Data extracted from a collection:
----------
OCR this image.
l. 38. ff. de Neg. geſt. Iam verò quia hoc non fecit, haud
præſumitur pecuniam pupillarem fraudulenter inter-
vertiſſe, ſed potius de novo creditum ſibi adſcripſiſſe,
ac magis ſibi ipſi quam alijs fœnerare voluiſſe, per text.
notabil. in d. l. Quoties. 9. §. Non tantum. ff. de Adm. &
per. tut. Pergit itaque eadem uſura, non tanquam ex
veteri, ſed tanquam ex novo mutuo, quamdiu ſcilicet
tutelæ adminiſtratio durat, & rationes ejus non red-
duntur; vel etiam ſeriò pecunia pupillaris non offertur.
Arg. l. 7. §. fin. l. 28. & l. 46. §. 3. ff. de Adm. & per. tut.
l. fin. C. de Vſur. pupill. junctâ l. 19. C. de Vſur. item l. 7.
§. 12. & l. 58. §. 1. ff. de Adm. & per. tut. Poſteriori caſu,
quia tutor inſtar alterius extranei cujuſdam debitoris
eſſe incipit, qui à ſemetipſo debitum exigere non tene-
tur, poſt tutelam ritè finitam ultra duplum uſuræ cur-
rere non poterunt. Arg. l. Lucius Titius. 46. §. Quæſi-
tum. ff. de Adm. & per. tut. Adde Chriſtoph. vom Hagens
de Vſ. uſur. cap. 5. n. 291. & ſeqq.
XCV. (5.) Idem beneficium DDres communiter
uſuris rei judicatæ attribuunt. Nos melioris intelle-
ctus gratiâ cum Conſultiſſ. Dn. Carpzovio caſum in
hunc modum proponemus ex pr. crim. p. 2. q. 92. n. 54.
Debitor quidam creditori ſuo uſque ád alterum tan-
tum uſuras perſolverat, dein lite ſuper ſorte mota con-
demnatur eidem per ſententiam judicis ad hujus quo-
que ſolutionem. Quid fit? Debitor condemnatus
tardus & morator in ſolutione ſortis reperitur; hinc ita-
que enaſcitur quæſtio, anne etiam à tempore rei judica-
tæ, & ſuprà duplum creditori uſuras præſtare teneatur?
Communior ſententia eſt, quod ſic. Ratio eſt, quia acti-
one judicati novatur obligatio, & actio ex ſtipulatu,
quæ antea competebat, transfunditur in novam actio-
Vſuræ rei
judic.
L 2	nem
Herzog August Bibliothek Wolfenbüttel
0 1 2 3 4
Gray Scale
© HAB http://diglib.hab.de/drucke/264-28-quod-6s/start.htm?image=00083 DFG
----------
● Exercise details
In the lines above, locate the string "duplum". Copy every line where it occurs.

● Right answer
tur, poſt tutelam ritè finitam ultra duplum uſuræ cur-
tæ, & ſuprà duplum creditori uſuras præſtare teneatur?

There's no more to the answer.